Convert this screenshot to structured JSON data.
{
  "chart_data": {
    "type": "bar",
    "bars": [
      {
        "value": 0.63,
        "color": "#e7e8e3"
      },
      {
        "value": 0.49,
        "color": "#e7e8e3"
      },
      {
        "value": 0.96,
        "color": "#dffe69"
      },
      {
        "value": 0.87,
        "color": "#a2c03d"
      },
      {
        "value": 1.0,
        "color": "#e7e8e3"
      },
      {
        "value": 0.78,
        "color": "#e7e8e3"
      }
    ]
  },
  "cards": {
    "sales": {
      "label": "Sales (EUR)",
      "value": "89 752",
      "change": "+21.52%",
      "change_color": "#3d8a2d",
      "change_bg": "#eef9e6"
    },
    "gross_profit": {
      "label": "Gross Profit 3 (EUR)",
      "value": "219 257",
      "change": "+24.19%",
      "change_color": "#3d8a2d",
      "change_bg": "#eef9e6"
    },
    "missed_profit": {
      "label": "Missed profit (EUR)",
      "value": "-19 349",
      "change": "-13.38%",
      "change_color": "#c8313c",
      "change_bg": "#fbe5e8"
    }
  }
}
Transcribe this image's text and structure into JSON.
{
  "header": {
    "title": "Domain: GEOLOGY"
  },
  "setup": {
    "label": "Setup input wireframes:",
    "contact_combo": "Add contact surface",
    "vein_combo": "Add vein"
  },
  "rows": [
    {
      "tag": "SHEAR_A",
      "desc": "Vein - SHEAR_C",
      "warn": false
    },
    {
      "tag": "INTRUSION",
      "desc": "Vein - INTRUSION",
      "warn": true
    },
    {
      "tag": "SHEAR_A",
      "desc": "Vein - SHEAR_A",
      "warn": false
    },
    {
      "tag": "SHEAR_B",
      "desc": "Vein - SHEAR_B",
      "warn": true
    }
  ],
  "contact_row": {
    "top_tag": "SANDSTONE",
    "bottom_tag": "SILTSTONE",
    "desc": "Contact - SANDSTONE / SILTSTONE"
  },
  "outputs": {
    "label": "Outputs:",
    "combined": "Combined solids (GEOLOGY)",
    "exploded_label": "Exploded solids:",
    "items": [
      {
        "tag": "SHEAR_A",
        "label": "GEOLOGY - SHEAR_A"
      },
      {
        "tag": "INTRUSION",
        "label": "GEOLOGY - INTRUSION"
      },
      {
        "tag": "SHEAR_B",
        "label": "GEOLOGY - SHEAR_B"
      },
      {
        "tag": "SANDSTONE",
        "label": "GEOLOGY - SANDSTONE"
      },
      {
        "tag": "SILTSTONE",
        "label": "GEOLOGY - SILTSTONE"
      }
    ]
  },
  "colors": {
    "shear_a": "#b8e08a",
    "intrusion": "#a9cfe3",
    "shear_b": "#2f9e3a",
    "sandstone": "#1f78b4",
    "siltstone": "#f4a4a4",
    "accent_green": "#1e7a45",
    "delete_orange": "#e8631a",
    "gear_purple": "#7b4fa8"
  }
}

What you will do: Each line holding "value" must be found and copied.

Answer to the problem:
        "value": 0.63,
        "value": 0.49,
        "value": 0.96,
        "value": 0.87,
        "value": 1.0,
        "value": 0.78,
      "value": "89 752",
      "value": "219 257",
      "value": "-19 349",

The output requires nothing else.